╭─ Given entries

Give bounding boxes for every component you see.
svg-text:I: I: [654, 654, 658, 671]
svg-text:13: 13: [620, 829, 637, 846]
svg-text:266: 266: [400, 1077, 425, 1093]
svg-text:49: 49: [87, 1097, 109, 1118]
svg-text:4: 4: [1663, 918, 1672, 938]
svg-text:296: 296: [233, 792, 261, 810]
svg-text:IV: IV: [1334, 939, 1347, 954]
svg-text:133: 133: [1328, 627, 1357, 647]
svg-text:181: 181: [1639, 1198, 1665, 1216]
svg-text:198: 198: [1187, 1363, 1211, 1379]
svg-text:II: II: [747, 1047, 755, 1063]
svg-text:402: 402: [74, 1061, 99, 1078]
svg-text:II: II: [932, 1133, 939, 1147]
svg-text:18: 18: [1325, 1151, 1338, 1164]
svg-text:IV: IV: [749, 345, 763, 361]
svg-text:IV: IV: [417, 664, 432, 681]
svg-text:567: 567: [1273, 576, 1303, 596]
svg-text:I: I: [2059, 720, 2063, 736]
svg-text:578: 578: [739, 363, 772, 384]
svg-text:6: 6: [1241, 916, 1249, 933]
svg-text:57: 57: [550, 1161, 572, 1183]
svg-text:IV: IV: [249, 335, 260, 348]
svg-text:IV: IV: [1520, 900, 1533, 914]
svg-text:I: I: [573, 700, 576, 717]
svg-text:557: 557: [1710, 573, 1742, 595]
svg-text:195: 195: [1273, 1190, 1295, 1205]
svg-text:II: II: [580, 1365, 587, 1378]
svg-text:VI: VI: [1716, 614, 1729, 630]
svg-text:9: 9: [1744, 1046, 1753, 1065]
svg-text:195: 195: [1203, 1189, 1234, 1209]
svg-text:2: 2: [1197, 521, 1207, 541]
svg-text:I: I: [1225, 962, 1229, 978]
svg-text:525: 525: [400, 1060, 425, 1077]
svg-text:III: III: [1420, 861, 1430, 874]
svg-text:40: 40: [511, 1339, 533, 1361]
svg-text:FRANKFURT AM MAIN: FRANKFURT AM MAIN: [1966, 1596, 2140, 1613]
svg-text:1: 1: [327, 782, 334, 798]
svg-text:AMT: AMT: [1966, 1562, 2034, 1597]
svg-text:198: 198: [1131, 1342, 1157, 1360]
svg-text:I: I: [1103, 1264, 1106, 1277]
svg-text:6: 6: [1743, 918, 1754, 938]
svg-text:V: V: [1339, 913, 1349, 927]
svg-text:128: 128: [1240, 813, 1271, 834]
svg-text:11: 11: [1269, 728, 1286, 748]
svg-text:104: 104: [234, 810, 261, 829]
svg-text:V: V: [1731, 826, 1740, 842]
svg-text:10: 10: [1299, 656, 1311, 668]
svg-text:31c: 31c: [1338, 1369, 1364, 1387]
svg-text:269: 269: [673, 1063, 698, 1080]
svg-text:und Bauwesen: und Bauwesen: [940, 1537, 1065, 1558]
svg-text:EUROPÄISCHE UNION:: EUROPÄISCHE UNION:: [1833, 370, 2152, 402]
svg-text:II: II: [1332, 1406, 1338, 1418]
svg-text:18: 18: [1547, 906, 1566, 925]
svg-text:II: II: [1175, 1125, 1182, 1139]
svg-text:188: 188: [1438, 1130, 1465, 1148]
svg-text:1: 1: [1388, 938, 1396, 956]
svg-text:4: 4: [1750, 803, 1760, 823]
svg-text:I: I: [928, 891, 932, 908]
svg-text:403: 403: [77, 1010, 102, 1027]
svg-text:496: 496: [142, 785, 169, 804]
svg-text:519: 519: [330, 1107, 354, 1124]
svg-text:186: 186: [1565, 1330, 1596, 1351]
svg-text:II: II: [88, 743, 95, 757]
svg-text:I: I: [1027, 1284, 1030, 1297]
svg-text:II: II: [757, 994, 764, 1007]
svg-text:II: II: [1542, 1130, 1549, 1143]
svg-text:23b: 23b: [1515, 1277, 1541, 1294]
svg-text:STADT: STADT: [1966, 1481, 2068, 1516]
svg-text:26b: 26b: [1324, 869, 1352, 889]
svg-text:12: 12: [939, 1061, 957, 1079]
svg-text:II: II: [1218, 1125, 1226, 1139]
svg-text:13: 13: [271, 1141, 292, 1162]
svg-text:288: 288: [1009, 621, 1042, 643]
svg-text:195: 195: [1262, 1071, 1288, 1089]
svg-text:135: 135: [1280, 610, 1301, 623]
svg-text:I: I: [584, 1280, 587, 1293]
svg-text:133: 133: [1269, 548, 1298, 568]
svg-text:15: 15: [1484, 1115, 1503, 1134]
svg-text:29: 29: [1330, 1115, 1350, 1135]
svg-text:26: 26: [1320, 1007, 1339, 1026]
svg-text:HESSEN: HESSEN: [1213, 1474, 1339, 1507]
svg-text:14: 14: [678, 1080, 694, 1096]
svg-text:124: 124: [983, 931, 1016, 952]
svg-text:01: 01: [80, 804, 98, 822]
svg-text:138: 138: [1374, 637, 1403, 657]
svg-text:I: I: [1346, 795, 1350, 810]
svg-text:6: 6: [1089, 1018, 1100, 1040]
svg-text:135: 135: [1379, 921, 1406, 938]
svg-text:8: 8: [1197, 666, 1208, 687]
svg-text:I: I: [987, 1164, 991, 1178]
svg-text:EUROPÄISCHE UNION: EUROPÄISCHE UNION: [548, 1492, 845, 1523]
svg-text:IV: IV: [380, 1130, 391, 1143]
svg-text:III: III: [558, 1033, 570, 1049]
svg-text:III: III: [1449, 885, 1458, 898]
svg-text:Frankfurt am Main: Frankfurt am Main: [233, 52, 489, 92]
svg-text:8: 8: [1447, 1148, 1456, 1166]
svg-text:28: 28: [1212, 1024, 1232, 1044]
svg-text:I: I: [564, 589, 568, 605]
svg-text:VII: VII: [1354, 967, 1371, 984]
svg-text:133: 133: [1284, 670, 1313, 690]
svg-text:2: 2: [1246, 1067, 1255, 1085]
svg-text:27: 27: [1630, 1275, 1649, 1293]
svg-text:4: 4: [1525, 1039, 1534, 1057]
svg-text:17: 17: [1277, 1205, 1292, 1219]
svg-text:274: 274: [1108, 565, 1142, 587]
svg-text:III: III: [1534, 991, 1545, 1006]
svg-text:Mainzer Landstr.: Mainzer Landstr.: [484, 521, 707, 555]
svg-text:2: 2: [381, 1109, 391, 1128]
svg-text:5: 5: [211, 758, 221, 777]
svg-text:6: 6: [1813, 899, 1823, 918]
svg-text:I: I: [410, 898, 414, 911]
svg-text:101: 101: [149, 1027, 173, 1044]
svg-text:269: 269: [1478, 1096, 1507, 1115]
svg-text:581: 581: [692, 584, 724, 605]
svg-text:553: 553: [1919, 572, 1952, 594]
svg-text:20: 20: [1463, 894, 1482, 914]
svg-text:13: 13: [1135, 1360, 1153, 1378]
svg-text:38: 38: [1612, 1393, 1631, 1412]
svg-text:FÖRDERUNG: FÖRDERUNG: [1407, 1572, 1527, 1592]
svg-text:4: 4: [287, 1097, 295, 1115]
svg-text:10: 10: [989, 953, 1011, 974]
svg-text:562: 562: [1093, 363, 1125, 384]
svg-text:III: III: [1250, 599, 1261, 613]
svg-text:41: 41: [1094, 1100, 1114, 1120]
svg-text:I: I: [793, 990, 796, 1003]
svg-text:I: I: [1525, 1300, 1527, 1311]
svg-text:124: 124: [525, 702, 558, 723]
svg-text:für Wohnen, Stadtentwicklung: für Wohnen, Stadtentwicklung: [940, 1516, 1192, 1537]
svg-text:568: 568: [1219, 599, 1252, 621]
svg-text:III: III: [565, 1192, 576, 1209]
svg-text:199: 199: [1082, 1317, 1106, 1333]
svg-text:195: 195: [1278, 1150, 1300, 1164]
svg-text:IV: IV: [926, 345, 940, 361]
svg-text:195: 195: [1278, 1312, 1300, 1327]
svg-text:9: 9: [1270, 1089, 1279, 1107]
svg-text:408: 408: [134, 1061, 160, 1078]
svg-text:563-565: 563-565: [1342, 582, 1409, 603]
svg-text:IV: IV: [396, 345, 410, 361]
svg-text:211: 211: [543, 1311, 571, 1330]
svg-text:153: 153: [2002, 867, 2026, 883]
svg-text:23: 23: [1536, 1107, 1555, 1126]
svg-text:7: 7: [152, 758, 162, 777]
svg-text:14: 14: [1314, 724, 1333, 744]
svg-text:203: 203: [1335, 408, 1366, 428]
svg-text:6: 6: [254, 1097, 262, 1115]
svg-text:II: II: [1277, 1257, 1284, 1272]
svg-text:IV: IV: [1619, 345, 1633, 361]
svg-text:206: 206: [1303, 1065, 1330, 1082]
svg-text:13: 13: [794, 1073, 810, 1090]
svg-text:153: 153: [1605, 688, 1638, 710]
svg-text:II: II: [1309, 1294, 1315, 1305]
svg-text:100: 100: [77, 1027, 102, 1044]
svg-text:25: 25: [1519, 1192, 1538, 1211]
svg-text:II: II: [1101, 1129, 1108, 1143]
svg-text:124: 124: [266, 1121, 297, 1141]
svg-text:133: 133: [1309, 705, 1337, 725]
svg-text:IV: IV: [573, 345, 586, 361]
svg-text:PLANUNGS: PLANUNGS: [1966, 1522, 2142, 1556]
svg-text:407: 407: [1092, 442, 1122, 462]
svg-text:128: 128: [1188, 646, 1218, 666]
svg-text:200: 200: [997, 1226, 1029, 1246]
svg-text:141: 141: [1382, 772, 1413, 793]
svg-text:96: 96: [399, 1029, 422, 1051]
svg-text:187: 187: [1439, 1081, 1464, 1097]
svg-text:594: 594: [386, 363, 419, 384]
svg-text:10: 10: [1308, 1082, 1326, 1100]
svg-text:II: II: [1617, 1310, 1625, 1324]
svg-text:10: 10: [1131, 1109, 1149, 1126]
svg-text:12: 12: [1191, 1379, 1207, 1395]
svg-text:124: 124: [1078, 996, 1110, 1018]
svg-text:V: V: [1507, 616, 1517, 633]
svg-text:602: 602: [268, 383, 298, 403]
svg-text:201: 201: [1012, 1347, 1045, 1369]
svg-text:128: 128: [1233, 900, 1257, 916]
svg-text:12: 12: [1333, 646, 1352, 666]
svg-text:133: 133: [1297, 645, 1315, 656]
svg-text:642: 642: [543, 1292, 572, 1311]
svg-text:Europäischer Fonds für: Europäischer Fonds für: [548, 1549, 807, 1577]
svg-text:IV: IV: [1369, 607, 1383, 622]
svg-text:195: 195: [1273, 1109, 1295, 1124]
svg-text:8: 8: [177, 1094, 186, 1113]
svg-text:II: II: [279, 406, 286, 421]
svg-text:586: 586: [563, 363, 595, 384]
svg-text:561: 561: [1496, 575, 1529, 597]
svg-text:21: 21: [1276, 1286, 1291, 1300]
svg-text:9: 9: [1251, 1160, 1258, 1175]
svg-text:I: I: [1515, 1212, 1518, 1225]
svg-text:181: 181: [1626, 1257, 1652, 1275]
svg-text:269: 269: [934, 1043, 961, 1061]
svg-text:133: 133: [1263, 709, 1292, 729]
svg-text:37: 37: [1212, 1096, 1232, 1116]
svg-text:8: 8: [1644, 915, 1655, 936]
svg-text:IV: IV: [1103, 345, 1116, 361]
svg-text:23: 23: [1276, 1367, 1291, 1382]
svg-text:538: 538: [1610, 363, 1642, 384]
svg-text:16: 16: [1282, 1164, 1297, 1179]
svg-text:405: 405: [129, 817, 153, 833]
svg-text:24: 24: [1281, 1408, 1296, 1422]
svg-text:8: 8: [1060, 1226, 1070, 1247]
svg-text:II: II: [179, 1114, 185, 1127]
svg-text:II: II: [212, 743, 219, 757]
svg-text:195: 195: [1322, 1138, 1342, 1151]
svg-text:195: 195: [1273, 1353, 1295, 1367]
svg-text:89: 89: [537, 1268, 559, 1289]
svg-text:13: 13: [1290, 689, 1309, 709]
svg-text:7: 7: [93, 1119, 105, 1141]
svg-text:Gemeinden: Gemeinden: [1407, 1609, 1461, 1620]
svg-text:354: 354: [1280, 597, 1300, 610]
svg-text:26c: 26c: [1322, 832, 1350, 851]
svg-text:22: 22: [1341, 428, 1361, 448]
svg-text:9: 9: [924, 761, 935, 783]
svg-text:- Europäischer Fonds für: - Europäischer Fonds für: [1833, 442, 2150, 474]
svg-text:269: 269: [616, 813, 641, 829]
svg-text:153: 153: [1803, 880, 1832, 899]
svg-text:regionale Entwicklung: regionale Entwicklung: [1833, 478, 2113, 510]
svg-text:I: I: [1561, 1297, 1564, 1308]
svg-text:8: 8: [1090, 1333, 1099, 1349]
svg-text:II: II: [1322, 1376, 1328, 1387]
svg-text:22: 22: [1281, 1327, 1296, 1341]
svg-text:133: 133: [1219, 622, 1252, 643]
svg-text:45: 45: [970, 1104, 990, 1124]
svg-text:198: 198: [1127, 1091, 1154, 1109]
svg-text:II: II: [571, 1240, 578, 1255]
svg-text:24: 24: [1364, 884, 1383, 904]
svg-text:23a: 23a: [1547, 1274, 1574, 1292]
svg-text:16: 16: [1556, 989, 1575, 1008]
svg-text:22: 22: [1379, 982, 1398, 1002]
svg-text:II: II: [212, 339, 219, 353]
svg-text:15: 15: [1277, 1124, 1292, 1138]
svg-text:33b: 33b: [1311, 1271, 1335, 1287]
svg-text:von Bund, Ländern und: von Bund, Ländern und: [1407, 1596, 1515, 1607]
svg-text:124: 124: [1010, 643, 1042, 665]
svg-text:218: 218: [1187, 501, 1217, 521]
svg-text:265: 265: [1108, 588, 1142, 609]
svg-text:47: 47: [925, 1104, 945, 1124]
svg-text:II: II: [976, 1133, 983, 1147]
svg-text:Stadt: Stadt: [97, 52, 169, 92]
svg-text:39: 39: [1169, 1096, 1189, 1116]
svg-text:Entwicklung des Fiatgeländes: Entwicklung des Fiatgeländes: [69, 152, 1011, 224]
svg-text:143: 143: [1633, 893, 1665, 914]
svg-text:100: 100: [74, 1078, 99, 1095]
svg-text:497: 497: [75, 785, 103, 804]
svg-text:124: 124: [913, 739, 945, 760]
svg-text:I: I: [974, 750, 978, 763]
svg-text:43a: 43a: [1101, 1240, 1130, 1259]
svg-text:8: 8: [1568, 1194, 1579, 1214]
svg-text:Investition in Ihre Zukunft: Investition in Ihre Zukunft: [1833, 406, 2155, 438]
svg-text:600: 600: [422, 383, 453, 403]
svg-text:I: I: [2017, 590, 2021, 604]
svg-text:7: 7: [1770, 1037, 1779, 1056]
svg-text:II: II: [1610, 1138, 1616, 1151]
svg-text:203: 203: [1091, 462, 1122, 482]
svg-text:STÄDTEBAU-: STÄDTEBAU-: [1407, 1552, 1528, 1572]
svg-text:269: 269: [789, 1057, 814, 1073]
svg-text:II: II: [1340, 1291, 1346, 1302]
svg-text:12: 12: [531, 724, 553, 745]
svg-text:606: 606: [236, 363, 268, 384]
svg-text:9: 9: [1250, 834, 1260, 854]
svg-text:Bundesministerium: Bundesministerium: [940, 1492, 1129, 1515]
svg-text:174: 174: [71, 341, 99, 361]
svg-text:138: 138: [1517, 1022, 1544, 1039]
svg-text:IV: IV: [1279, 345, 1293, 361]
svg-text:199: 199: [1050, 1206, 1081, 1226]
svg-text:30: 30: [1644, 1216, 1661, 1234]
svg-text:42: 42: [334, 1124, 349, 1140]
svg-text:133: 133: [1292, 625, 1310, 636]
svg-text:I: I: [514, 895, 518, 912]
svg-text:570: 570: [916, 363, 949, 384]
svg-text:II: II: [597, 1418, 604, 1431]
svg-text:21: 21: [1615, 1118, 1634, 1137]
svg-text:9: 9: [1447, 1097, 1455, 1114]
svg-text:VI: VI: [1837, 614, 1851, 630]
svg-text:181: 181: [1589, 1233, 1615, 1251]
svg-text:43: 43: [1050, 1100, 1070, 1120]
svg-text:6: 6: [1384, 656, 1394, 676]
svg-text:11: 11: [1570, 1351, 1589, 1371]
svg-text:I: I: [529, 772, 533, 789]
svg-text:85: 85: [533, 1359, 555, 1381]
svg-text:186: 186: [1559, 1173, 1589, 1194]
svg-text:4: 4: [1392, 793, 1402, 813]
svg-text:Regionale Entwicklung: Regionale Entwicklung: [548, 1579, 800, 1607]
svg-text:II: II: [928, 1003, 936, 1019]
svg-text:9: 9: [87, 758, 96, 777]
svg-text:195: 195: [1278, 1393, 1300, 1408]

╰─

* _Prompt_
Please write out the records without changes, starting at the first line and ending at the line that contains "svg-text:181: 181: [1639, 1198, 1665, 1216]", with both of those lines included.

* _Output of the exercise_
Give bounding boxes for every component you see.
svg-text:I: I: [654, 654, 658, 671]
svg-text:13: 13: [620, 829, 637, 846]
svg-text:266: 266: [400, 1077, 425, 1093]
svg-text:49: 49: [87, 1097, 109, 1118]
svg-text:4: 4: [1663, 918, 1672, 938]
svg-text:296: 296: [233, 792, 261, 810]
svg-text:IV: IV: [1334, 939, 1347, 954]
svg-text:133: 133: [1328, 627, 1357, 647]
svg-text:181: 181: [1639, 1198, 1665, 1216]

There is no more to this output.